BEGIN Exercise data

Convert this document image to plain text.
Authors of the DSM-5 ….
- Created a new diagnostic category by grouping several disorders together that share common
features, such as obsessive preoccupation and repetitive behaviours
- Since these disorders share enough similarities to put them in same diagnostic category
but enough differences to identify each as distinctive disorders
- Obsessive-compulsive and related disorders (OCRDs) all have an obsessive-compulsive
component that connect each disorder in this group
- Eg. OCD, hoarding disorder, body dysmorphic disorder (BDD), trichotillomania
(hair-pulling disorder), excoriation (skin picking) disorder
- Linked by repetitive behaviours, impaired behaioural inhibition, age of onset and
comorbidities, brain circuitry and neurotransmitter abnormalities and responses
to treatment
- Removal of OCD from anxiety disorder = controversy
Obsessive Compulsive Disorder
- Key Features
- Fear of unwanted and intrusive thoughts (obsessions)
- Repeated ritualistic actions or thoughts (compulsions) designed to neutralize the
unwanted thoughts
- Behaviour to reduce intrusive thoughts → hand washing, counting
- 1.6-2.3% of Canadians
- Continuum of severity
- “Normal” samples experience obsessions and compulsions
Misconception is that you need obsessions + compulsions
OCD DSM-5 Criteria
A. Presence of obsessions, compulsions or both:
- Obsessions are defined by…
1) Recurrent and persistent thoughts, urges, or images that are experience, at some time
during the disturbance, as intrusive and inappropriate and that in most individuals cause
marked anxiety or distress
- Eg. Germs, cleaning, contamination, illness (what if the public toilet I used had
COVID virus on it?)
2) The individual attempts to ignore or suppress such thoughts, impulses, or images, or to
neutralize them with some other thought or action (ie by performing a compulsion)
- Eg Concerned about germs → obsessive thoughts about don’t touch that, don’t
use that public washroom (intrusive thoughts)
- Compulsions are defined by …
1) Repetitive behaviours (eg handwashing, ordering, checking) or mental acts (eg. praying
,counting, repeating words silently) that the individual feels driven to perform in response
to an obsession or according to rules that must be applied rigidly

END Exercise data

# [Required action]
Extract the full listing above without altering anything.

# [Answer to this task]
Convert this document image to plain text.
Authors of the DSM-5 ….
- Created a new diagnostic category by grouping several disorders together that share common
features, such as obsessive preoccupation and repetitive behaviours
- Since these disorders share enough similarities to put them in same diagnostic category
but enough differences to identify each as distinctive disorders
- Obsessive-compulsive and related disorders (OCRDs) all have an obsessive-compulsive
component that connect each disorder in this group
- Eg. OCD, hoarding disorder, body dysmorphic disorder (BDD), trichotillomania
(hair-pulling disorder), excoriation (skin picking) disorder
- Linked by repetitive behaviours, impaired behaioural inhibition, age of onset and
comorbidities, brain circuitry and neurotransmitter abnormalities and responses
to treatment
- Removal of OCD from anxiety disorder = controversy
Obsessive Compulsive Disorder
- Key Features
- Fear of unwanted and intrusive thoughts (obsessions)
- Repeated ritualistic actions or thoughts (compulsions) designed to neutralize the
unwanted thoughts
- Behaviour to reduce intrusive thoughts → hand washing, counting
- 1.6-2.3% of Canadians
- Continuum of severity
- “Normal” samples experience obsessions and compulsions
Misconception is that you need obsessions + compulsions
OCD DSM-5 Criteria
A. Presence of obsessions, compulsions or both:
- Obsessions are defined by…
1) Recurrent and persistent thoughts, urges, or images that are experience, at some time
during the disturbance, as intrusive and inappropriate and that in most individuals cause
marked anxiety or distress
- Eg. Germs, cleaning, contamination, illness (what if the public toilet I used had
COVID virus on it?)
2) The individual attempts to ignore or suppress such thoughts, impulses, or images, or to
neutralize them with some other thought or action (ie by performing a compulsion)
- Eg Concerned about germs → obsessive thoughts about don’t touch that, don’t
use that public washroom (intrusive thoughts)
- Compulsions are defined by …
1) Repetitive behaviours (eg handwashing, ordering, checking) or mental acts (eg. praying
,counting, repeating words silently) that the individual feels driven to perform in response
to an obsession or according to rules that must be applied rigidly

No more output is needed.